**Set problem**
Give the number of lines that include the string "file", nothing more.
===== Record set =====
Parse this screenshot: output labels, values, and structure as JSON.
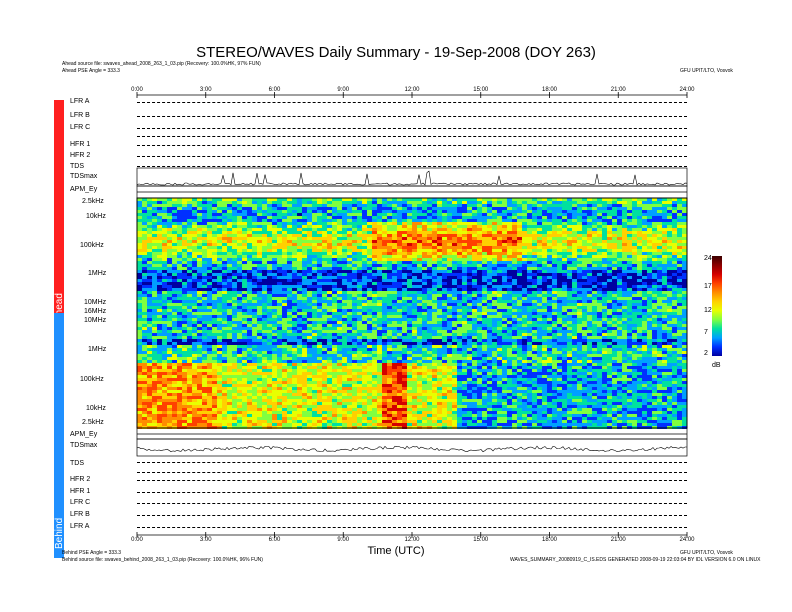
{
  "header": {
    "title": "STEREO/WAVES Daily Summary - 19-Sep-2008 (DOY 263)",
    "ahead_source": "Ahead source file: swaves_ahead_2008_263_1_03.pip (Recovery: 100.0%HK, 97% FUN)",
    "ahead_angle": "Ahead PSE Angle = 333.3",
    "org": "GFU UPIT/LTO, Vosvok"
  },
  "footer": {
    "behind_angle": "Behind PSE Angle = 333.3",
    "behind_source": "Behind source file: swaves_behind_2008_263_1_03.pip (Recovery: 100.0%HK, 96% FUN)",
    "org": "GFU UPIT/LTO, Vosvok",
    "credit": "WAVES_SUMMARY_20080919_C_IS.EDS GENERATED 2008-09-19 22:03:04 BY IDL VERSION 6.0 ON LINUX",
    "xlabel": "Time (UTC)"
  },
  "sidebar": {
    "ahead_label": "Ahead",
    "behind_label": "Behind",
    "ahead_color": "#ff2020",
    "behind_color": "#2090ff"
  },
  "ahead_panels": [
    "LFR A",
    "LFR B",
    "LFR C",
    "HFR 1",
    "HFR 2",
    "TDS",
    "TDSmax",
    "APM_Ey"
  ],
  "behind_panels": [
    "APM_Ey",
    "TDSmax",
    "TDS",
    "HFR 2",
    "HFR 1",
    "LFR C",
    "LFR B",
    "LFR A"
  ],
  "freq_ticks_ahead": [
    "2.5kHz",
    "10kHz",
    "100kHz",
    "1MHz",
    "10MHz"
  ],
  "freq_ticks_mid": [
    "16MHz",
    "10MHz"
  ],
  "freq_ticks_behind": [
    "1MHz",
    "100kHz",
    "10kHz",
    "2.5kHz"
  ],
  "colorbar": {
    "ticks": [
      "24",
      "17",
      "12",
      "7",
      "2"
    ],
    "unit": "dB"
  },
  "chart_data": {
    "type": "heatmap",
    "title": "STEREO/WAVES Daily Summary - 19-Sep-2008 (DOY 263)",
    "xlabel": "Time (UTC)",
    "x_ticks": [
      "0:00",
      "3:00",
      "6:00",
      "9:00",
      "12:00",
      "15:00",
      "18:00",
      "21:00",
      "24:00"
    ],
    "xlim": [
      "0:00",
      "24:00"
    ],
    "ylim": [
      "2.5kHz",
      "16MHz"
    ],
    "colorbar_range_dB": [
      2,
      24
    ],
    "series": [
      {
        "name": "Ahead",
        "y_ticks": [
          "2.5kHz",
          "10kHz",
          "100kHz",
          "1MHz",
          "10MHz",
          "16MHz"
        ]
      },
      {
        "name": "Behind",
        "y_ticks": [
          "10MHz",
          "1MHz",
          "100kHz",
          "10kHz",
          "2.5kHz"
        ]
      }
    ]
  }
}
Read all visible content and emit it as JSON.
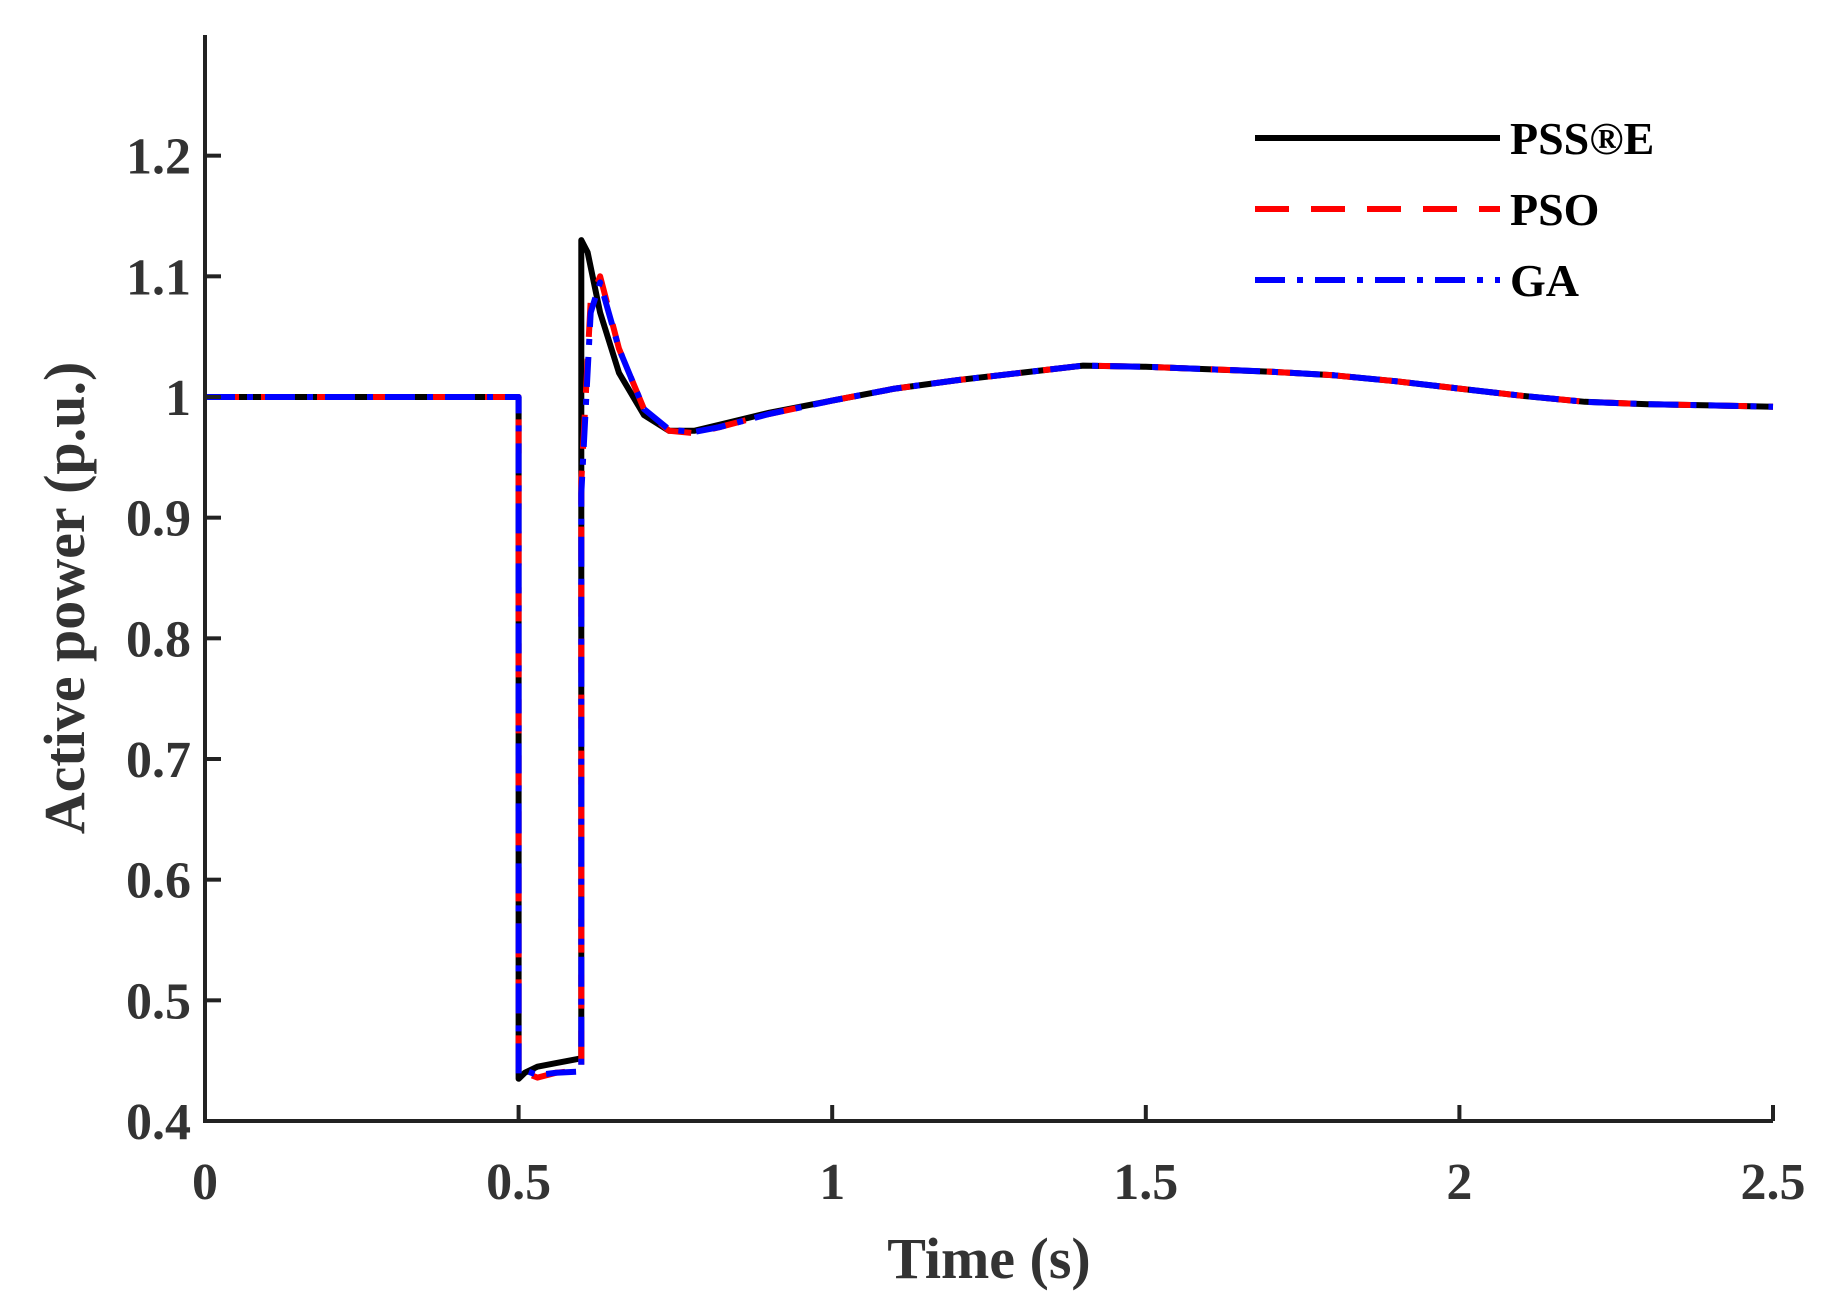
{
  "chart_data": {
    "type": "line",
    "title": "",
    "xlabel": "Time (s)",
    "ylabel": "Active power (p.u.)",
    "xlim": [
      0,
      2.5
    ],
    "ylim": [
      0.4,
      1.3
    ],
    "xticks": [
      0,
      0.5,
      1,
      1.5,
      2,
      2.5
    ],
    "xtick_labels": [
      "0",
      "0.5",
      "1",
      "1.5",
      "2",
      "2.5"
    ],
    "yticks": [
      0.4,
      0.5,
      0.6,
      0.7,
      0.8,
      0.9,
      1.0,
      1.1,
      1.2
    ],
    "ytick_labels": [
      "0.4",
      "0.5",
      "0.6",
      "0.7",
      "0.8",
      "0.9",
      "1",
      "1.1",
      "1.2"
    ],
    "grid": false,
    "legend_position": "top-right",
    "series": [
      {
        "name": "PSS®E",
        "color": "#000000",
        "style": "solid",
        "x": [
          0,
          0.5,
          0.5,
          0.51,
          0.53,
          0.56,
          0.6,
          0.6,
          0.61,
          0.63,
          0.66,
          0.7,
          0.74,
          0.78,
          0.82,
          0.9,
          1.0,
          1.1,
          1.2,
          1.3,
          1.4,
          1.5,
          1.6,
          1.7,
          1.8,
          1.9,
          2.0,
          2.1,
          2.2,
          2.3,
          2.4,
          2.5
        ],
        "y": [
          1.0,
          1.0,
          0.435,
          0.44,
          0.445,
          0.448,
          0.452,
          1.13,
          1.12,
          1.07,
          1.02,
          0.985,
          0.972,
          0.972,
          0.977,
          0.987,
          0.997,
          1.007,
          1.014,
          1.02,
          1.026,
          1.025,
          1.023,
          1.021,
          1.018,
          1.013,
          1.007,
          1.001,
          0.996,
          0.994,
          0.993,
          0.992
        ]
      },
      {
        "name": "PSO",
        "color": "#ff0000",
        "style": "dashed",
        "x": [
          0,
          0.5,
          0.5,
          0.51,
          0.53,
          0.56,
          0.6,
          0.6,
          0.615,
          0.63,
          0.66,
          0.7,
          0.74,
          0.78,
          0.82,
          0.9,
          1.0,
          1.1,
          1.2,
          1.3,
          1.4,
          1.5,
          1.6,
          1.7,
          1.8,
          1.9,
          2.0,
          2.1,
          2.2,
          2.3,
          2.4,
          2.5
        ],
        "y": [
          1.0,
          1.0,
          0.437,
          0.44,
          0.436,
          0.44,
          0.442,
          0.93,
          1.08,
          1.1,
          1.04,
          0.99,
          0.972,
          0.97,
          0.975,
          0.986,
          0.997,
          1.007,
          1.014,
          1.02,
          1.026,
          1.025,
          1.023,
          1.021,
          1.018,
          1.013,
          1.007,
          1.001,
          0.996,
          0.994,
          0.993,
          0.992
        ]
      },
      {
        "name": "GA",
        "color": "#0000ff",
        "style": "dashdot",
        "x": [
          0,
          0.5,
          0.5,
          0.51,
          0.53,
          0.56,
          0.6,
          0.6,
          0.615,
          0.63,
          0.66,
          0.7,
          0.74,
          0.78,
          0.82,
          0.9,
          1.0,
          1.1,
          1.2,
          1.3,
          1.4,
          1.5,
          1.6,
          1.7,
          1.8,
          1.9,
          2.0,
          2.1,
          2.2,
          2.3,
          2.4,
          2.5
        ],
        "y": [
          1.0,
          1.0,
          0.439,
          0.442,
          0.438,
          0.44,
          0.441,
          0.92,
          1.07,
          1.095,
          1.04,
          0.99,
          0.973,
          0.971,
          0.975,
          0.986,
          0.997,
          1.007,
          1.014,
          1.02,
          1.026,
          1.025,
          1.023,
          1.021,
          1.018,
          1.013,
          1.007,
          1.001,
          0.996,
          0.994,
          0.993,
          0.992
        ]
      }
    ]
  }
}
=====
**Result**
2